Aim:
Each line below must be set down exactly; omit any image you find.

Data extracted from a collection:
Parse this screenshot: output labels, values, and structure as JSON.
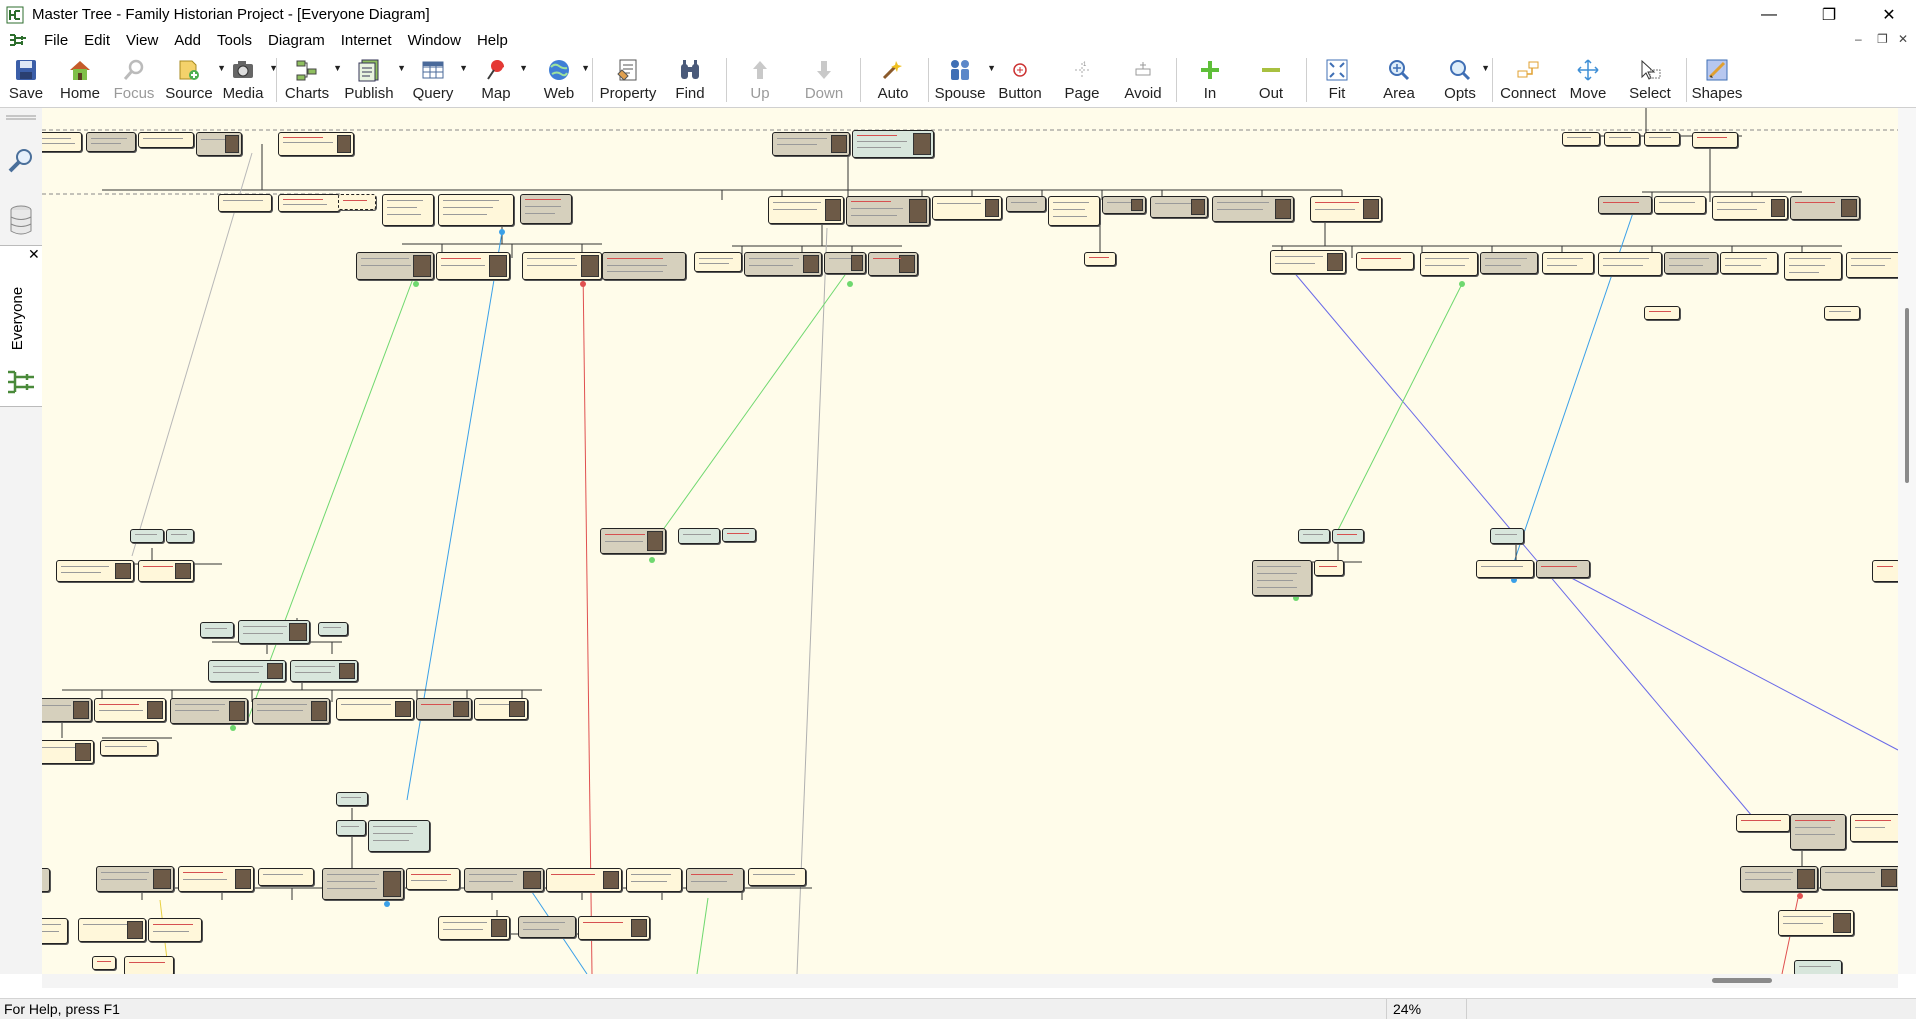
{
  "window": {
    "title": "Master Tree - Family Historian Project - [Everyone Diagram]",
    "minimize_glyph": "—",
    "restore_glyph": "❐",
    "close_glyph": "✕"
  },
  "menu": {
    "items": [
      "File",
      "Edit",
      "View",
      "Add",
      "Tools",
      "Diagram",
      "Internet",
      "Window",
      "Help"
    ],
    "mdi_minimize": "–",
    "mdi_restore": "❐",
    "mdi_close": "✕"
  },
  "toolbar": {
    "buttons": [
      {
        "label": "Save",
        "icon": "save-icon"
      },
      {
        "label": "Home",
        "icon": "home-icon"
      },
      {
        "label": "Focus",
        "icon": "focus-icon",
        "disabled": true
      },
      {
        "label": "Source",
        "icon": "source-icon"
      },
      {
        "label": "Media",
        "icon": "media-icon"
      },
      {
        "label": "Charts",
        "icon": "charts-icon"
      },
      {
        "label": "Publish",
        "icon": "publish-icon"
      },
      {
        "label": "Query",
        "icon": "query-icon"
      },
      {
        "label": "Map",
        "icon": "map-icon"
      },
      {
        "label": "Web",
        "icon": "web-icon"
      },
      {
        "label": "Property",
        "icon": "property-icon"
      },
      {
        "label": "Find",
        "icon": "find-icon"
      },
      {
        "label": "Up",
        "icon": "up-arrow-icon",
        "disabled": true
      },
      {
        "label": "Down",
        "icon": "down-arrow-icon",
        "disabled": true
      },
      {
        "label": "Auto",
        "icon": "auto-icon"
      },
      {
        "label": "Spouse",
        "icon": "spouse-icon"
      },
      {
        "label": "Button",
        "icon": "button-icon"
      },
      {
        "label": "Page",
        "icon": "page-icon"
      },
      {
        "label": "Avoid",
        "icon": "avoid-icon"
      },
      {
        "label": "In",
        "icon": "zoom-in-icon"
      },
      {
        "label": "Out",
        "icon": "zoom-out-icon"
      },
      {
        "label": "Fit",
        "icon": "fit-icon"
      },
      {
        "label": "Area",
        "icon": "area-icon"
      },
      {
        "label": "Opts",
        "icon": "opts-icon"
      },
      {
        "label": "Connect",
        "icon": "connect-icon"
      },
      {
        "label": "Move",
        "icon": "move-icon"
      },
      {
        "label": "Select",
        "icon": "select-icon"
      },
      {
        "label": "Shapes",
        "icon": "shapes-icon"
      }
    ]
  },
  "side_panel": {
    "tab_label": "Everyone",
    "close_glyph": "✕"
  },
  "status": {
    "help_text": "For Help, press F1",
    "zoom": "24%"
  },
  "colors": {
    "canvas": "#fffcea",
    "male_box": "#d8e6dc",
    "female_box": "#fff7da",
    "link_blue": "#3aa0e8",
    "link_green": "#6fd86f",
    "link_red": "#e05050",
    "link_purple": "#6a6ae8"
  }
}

Result for this task:
Parse this screenshot: output labels, values, and structure as JSON.
{
  "window": {
    "title": "Master Tree - Family Historian Project - [Everyone Diagram]",
    "minimize_glyph": "—",
    "restore_glyph": "❐",
    "close_glyph": "✕"
  },
  "menu": {
    "items": [
      "File",
      "Edit",
      "View",
      "Add",
      "Tools",
      "Diagram",
      "Internet",
      "Window",
      "Help"
    ],
    "mdi_minimize": "–",
    "mdi_restore": "❐",
    "mdi_close": "✕"
  },
  "toolbar": {
    "buttons": [
      {
        "label": "Save",
        "icon": "save-icon"
      },
      {
        "label": "Home",
        "icon": "home-icon"
      },
      {
        "label": "Focus",
        "icon": "focus-icon",
        "disabled": true
      },
      {
        "label": "Source",
        "icon": "source-icon"
      },
      {
        "label": "Media",
        "icon": "media-icon"
      },
      {
        "label": "Charts",
        "icon": "charts-icon"
      },
      {
        "label": "Publish",
        "icon": "publish-icon"
      },
      {
        "label": "Query",
        "icon": "query-icon"
      },
      {
        "label": "Map",
        "icon": "map-icon"
      },
      {
        "label": "Web",
        "icon": "web-icon"
      },
      {
        "label": "Property",
        "icon": "property-icon"
      },
      {
        "label": "Find",
        "icon": "find-icon"
      },
      {
        "label": "Up",
        "icon": "up-arrow-icon",
        "disabled": true
      },
      {
        "label": "Down",
        "icon": "down-arrow-icon",
        "disabled": true
      },
      {
        "label": "Auto",
        "icon": "auto-icon"
      },
      {
        "label": "Spouse",
        "icon": "spouse-icon"
      },
      {
        "label": "Button",
        "icon": "button-icon"
      },
      {
        "label": "Page",
        "icon": "page-icon"
      },
      {
        "label": "Avoid",
        "icon": "avoid-icon"
      },
      {
        "label": "In",
        "icon": "zoom-in-icon"
      },
      {
        "label": "Out",
        "icon": "zoom-out-icon"
      },
      {
        "label": "Fit",
        "icon": "fit-icon"
      },
      {
        "label": "Area",
        "icon": "area-icon"
      },
      {
        "label": "Opts",
        "icon": "opts-icon"
      },
      {
        "label": "Connect",
        "icon": "connect-icon"
      },
      {
        "label": "Move",
        "icon": "move-icon"
      },
      {
        "label": "Select",
        "icon": "select-icon"
      },
      {
        "label": "Shapes",
        "icon": "shapes-icon"
      }
    ]
  },
  "side_panel": {
    "tab_label": "Everyone",
    "close_glyph": "✕"
  },
  "status": {
    "help_text": "For Help, press F1",
    "zoom": "24%"
  },
  "colors": {
    "canvas": "#fffcea",
    "male_box": "#d8e6dc",
    "female_box": "#fff7da",
    "link_blue": "#3aa0e8",
    "link_green": "#6fd86f",
    "link_red": "#e05050",
    "link_purple": "#6a6ae8"
  }
}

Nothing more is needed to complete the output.